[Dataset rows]
###

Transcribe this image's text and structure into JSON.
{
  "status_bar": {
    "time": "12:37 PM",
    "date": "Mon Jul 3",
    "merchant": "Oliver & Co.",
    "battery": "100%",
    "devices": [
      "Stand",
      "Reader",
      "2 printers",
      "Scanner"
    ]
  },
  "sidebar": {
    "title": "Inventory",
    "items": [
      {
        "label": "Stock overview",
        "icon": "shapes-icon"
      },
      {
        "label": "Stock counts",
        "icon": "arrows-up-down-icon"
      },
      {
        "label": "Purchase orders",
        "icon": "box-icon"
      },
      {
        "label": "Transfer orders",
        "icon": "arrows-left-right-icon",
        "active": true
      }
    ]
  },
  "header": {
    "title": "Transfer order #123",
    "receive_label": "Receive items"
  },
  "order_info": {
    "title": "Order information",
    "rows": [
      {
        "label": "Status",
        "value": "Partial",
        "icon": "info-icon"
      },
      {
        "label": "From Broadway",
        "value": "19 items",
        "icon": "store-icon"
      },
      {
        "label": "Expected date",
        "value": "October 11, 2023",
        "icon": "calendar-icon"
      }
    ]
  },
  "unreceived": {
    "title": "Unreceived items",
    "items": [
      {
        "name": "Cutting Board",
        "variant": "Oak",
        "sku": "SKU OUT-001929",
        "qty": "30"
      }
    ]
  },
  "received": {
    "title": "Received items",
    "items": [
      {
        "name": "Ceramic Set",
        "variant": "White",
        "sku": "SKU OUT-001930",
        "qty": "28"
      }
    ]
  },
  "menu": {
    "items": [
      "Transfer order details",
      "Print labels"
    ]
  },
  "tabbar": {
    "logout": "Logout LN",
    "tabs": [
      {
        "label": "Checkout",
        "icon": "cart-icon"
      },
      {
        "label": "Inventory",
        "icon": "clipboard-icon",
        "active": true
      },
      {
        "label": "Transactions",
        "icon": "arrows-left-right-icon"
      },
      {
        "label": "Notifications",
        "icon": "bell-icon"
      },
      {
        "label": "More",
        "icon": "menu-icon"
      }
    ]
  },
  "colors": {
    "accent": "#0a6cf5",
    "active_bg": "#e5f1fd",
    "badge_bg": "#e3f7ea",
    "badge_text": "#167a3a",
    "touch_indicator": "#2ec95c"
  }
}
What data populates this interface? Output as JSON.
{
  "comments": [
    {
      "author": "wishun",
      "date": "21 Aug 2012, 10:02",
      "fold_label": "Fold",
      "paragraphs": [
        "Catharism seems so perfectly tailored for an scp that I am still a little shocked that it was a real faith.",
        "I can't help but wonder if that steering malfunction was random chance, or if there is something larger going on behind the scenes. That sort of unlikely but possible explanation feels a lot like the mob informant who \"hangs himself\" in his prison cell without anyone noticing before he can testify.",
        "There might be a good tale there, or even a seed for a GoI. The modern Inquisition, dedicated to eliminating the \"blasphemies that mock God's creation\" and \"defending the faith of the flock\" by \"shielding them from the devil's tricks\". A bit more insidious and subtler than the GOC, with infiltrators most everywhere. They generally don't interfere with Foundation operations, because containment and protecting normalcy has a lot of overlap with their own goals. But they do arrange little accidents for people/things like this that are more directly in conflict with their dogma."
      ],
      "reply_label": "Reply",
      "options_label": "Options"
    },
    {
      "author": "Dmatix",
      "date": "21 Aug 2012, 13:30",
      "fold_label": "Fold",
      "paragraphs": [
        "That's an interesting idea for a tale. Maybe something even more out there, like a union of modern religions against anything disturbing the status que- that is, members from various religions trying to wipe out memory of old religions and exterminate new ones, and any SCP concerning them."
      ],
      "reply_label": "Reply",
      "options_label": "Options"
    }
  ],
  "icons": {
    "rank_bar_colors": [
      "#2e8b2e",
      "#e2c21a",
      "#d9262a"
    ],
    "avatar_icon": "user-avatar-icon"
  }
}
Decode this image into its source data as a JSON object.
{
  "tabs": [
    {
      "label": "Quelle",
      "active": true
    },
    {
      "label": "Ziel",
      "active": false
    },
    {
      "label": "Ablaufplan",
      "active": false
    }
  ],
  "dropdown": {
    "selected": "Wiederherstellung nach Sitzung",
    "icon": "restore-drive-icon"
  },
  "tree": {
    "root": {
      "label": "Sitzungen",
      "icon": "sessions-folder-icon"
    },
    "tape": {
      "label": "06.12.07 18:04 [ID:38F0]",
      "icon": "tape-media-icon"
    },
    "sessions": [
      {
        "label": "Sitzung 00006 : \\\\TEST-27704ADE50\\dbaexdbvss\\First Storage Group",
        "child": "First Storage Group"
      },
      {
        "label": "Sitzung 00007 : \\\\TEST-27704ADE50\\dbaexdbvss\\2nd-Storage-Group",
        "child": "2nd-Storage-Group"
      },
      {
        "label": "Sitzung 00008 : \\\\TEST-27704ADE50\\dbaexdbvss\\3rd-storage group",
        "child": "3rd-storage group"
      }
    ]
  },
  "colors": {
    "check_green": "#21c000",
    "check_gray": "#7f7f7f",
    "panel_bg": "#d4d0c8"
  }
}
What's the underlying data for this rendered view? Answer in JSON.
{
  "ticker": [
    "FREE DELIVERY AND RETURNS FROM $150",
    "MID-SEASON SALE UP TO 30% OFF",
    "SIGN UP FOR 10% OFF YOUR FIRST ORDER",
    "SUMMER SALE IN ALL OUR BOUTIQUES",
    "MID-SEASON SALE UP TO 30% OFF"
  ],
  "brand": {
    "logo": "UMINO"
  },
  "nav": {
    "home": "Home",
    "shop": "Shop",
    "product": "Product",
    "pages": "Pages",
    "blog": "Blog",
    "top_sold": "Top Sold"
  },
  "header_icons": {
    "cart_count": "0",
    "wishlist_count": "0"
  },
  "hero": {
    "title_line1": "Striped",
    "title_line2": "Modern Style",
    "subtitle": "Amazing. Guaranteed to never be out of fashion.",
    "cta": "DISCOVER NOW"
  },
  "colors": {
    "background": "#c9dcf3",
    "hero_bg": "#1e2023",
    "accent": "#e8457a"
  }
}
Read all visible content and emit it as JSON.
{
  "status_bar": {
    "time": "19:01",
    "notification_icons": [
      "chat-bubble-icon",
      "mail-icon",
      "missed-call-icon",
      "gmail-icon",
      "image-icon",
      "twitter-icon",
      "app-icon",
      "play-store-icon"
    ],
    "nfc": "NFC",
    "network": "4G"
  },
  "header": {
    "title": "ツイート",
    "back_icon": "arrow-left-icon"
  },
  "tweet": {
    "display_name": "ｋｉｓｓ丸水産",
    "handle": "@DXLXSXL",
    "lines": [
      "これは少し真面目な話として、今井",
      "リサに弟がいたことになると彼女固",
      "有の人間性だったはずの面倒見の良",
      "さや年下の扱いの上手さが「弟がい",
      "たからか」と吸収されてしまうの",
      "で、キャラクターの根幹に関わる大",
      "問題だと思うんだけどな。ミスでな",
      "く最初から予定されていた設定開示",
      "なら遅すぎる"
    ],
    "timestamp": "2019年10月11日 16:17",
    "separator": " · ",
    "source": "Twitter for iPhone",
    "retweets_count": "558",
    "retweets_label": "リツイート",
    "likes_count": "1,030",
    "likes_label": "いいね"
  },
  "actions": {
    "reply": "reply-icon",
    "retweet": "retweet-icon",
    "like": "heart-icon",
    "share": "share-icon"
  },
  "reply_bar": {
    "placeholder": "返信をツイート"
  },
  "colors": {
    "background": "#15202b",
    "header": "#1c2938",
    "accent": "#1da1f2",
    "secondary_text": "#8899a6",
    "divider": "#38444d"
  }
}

###

Goal:
Among the entries, how many lines contain the string "something"? Give the number without anything else.

Response to the task:
2